= Goal of the exercise =
Omit the pictures from the entries below and retype everything else exactly.

--- BEGIN Stored rows ---

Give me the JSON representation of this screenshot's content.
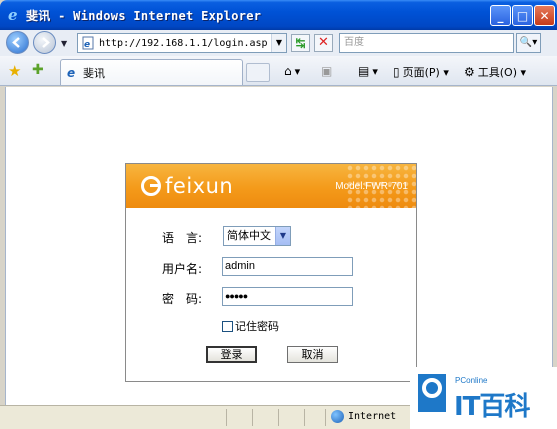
{
  "window": {
    "title": "斐讯 - Windows Internet Explorer",
    "minimize": "_",
    "maximize": "□",
    "close": "✕"
  },
  "address": {
    "url": "http://192.168.1.1/login.asp",
    "search_placeholder": "百度"
  },
  "tabs": [
    {
      "label": "斐讯"
    }
  ],
  "commands": {
    "page": "页面(P)",
    "tools": "工具(O)"
  },
  "login": {
    "brand": "feixun",
    "model": "Model:FWR-701",
    "language_label": "语　言:",
    "language_value": "简体中文",
    "username_label": "用户名:",
    "username_value": "admin",
    "password_label": "密　码:",
    "password_value": "●●●●●",
    "remember_label": "记住密码",
    "login_button": "登录",
    "cancel_button": "取消"
  },
  "status": {
    "zone": "Internet"
  },
  "watermark": {
    "small": "PConline",
    "big": "IT百科"
  }
}
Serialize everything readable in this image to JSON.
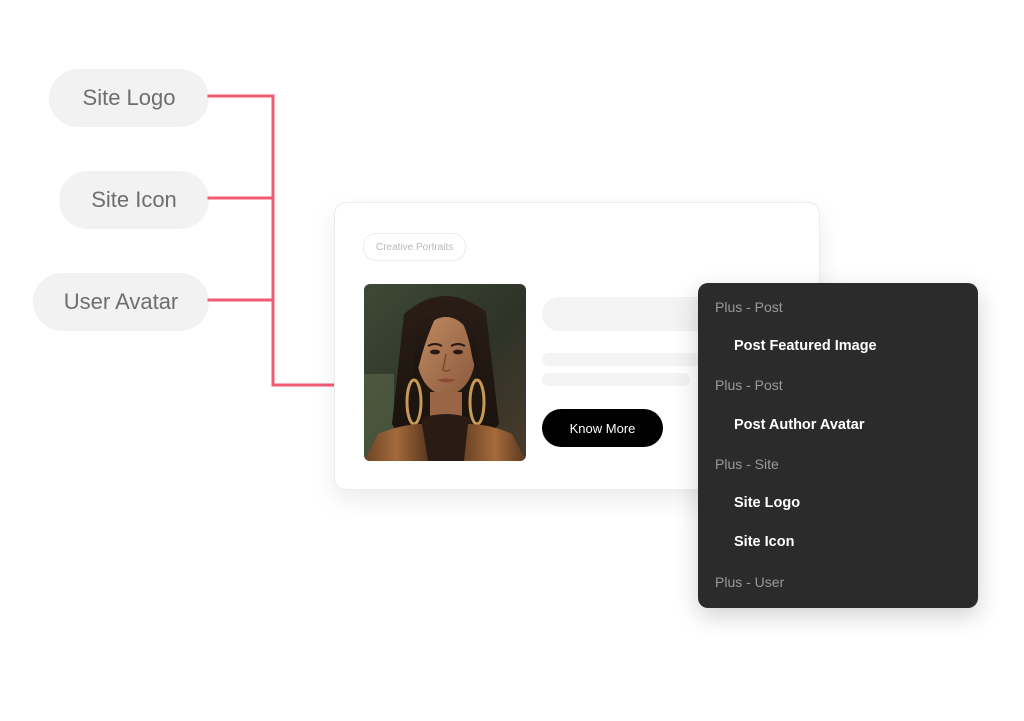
{
  "sources": [
    {
      "label": "Site Logo"
    },
    {
      "label": "Site Icon"
    },
    {
      "label": "User Avatar"
    }
  ],
  "card": {
    "tag": "Creative Portraits",
    "button_label": "Know More"
  },
  "dropdown": {
    "rows": [
      {
        "kind": "group",
        "label": "Plus - Post"
      },
      {
        "kind": "item",
        "label": "Post Featured Image"
      },
      {
        "kind": "group",
        "label": "Plus - Post"
      },
      {
        "kind": "item",
        "label": "Post Author Avatar"
      },
      {
        "kind": "group",
        "label": "Plus - Site"
      },
      {
        "kind": "item",
        "label": "Site Logo"
      },
      {
        "kind": "item",
        "label": "Site Icon"
      },
      {
        "kind": "group",
        "label": "Plus - User"
      }
    ]
  },
  "colors": {
    "connector": "#f25a72",
    "pill_bg": "#f2f2f2",
    "dropdown_bg": "#2b2b2b",
    "button_bg": "#000000"
  },
  "icons": {
    "connector_arrow": "arrow-right-icon"
  }
}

--- END Stored rows ---

= Written solution =
Give me the JSON representation of this screenshot's content.
{
  "window": {
    "title": "斐讯 - Windows Internet Explorer",
    "minimize": "_",
    "maximize": "□",
    "close": "✕"
  },
  "address": {
    "url": "http://192.168.1.1/login.asp",
    "search_placeholder": "百度"
  },
  "tabs": [
    {
      "label": "斐讯"
    }
  ],
  "commands": {
    "page": "页面(P)",
    "tools": "工具(O)"
  },
  "login": {
    "brand": "feixun",
    "model": "Model:FWR-701",
    "language_label": "语　言:",
    "language_value": "简体中文",
    "username_label": "用户名:",
    "username_value": "admin",
    "password_label": "密　码:",
    "password_value": "●●●●●",
    "remember_label": "记住密码",
    "login_button": "登录",
    "cancel_button": "取消"
  },
  "status": {
    "zone": "Internet"
  },
  "watermark": {
    "small": "PConline",
    "big": "IT百科"
  }
}
Serialize everything readable in this image to JSON.
{
  "sources": [
    {
      "label": "Site Logo"
    },
    {
      "label": "Site Icon"
    },
    {
      "label": "User Avatar"
    }
  ],
  "card": {
    "tag": "Creative Portraits",
    "button_label": "Know More"
  },
  "dropdown": {
    "rows": [
      {
        "kind": "group",
        "label": "Plus - Post"
      },
      {
        "kind": "item",
        "label": "Post Featured Image"
      },
      {
        "kind": "group",
        "label": "Plus - Post"
      },
      {
        "kind": "item",
        "label": "Post Author Avatar"
      },
      {
        "kind": "group",
        "label": "Plus - Site"
      },
      {
        "kind": "item",
        "label": "Site Logo"
      },
      {
        "kind": "item",
        "label": "Site Icon"
      },
      {
        "kind": "group",
        "label": "Plus - User"
      }
    ]
  },
  "colors": {
    "connector": "#f25a72",
    "pill_bg": "#f2f2f2",
    "dropdown_bg": "#2b2b2b",
    "button_bg": "#000000"
  },
  "icons": {
    "connector_arrow": "arrow-right-icon"
  }
}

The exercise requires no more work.